-- begin --

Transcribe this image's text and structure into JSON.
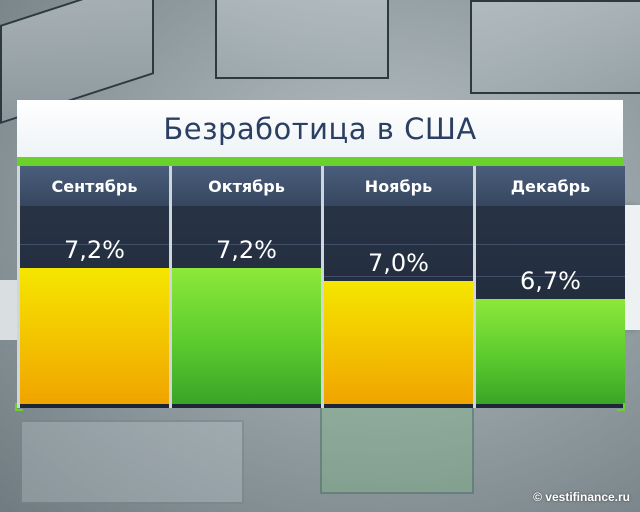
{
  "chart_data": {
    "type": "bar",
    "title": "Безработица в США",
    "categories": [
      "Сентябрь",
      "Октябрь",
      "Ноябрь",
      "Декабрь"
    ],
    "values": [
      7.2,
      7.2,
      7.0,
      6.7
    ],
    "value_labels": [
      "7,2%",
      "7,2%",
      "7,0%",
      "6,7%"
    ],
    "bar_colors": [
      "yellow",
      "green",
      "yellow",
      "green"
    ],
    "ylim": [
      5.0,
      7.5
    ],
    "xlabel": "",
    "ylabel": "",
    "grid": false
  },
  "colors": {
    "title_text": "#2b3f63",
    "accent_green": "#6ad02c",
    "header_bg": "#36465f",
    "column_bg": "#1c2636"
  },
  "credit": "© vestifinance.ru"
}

-- end --
-- begin --

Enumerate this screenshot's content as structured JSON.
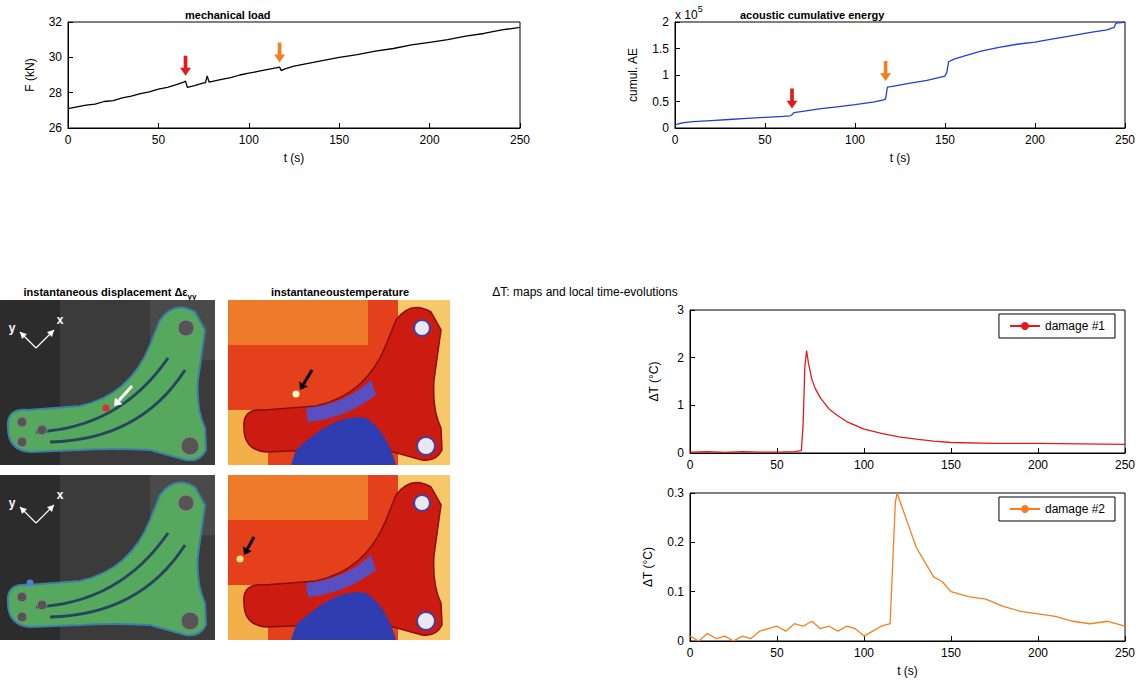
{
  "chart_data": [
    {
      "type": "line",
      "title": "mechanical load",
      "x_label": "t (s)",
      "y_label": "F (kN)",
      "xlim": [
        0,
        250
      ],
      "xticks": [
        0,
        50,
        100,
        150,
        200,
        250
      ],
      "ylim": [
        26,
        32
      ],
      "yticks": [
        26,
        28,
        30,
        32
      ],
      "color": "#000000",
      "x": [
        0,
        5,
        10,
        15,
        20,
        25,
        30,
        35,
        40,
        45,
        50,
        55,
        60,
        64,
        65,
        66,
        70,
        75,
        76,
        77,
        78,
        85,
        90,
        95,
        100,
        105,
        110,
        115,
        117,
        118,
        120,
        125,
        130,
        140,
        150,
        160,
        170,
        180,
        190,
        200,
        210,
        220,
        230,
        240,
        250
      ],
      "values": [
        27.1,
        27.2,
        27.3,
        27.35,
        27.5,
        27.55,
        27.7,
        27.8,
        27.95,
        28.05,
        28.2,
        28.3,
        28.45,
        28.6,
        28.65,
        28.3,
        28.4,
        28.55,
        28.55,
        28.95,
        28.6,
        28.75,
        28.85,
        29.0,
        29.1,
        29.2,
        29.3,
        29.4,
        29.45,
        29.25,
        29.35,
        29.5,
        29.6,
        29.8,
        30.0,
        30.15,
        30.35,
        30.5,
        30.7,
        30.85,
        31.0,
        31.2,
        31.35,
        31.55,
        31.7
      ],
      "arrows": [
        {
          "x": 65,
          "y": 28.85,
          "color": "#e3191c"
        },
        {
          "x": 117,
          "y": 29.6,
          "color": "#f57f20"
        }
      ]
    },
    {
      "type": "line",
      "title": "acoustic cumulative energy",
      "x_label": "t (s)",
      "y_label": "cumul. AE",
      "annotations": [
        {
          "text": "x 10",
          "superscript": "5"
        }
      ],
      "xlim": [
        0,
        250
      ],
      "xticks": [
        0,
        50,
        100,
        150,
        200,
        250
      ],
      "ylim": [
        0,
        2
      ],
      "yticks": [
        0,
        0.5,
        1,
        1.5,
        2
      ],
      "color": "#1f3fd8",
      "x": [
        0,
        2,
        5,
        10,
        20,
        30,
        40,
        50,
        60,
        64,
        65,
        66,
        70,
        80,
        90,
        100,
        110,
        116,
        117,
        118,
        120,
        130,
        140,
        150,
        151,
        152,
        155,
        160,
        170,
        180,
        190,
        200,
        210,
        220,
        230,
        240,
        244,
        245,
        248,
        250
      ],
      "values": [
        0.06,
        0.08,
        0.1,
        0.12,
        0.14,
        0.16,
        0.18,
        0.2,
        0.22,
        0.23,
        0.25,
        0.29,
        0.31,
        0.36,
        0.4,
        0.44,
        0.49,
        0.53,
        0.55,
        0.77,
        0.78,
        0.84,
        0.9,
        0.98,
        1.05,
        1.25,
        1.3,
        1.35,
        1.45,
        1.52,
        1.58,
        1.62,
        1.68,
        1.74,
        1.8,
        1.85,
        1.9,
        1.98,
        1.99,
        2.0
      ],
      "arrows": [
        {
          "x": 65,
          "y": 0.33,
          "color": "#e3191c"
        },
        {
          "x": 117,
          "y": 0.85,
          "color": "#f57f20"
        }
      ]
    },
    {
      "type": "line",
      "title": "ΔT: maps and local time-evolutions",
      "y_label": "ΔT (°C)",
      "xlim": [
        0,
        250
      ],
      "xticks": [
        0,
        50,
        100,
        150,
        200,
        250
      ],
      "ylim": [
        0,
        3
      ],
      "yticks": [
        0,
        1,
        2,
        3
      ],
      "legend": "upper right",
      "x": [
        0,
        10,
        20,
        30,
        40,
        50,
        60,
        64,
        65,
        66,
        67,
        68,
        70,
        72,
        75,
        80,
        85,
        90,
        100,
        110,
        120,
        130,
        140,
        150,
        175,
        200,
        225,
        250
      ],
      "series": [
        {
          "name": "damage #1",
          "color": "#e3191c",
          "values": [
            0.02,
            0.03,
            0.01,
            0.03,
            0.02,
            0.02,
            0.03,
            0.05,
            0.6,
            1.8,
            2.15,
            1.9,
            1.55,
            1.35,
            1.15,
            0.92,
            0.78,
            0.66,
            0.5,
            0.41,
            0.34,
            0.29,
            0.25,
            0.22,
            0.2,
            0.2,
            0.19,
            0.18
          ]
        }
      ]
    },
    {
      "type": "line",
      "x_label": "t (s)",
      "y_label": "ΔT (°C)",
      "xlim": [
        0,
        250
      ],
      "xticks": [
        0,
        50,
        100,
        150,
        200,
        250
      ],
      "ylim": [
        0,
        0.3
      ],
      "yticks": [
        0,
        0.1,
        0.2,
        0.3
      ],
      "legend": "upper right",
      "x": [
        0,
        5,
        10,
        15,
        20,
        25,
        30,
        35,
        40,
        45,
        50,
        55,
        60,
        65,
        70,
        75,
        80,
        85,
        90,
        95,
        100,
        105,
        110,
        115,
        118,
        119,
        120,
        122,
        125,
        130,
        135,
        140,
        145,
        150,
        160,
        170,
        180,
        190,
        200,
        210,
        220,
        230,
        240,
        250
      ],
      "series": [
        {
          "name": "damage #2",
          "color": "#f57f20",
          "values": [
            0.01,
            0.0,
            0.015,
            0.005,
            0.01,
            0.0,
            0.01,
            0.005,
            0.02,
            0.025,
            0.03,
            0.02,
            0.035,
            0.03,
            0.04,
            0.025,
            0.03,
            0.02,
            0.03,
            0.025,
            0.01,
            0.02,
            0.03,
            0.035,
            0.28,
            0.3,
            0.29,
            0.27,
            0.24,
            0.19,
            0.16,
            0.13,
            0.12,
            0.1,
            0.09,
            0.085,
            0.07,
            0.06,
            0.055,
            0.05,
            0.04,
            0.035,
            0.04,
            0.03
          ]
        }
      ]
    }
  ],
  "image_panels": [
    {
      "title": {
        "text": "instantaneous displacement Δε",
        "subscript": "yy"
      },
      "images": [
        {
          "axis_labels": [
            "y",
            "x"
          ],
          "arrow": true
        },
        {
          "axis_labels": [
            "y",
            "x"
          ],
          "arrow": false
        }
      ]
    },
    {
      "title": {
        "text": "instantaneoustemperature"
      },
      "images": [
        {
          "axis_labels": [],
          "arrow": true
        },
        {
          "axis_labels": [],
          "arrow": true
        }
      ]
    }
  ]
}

-- end --

(EXERCISE)
Extract every line above that contains the word "JSON".

(OUTPUT BELOW)
Transcribe this image's text and structure into JSON.
Enumerate this screenshot's content as structured JSON.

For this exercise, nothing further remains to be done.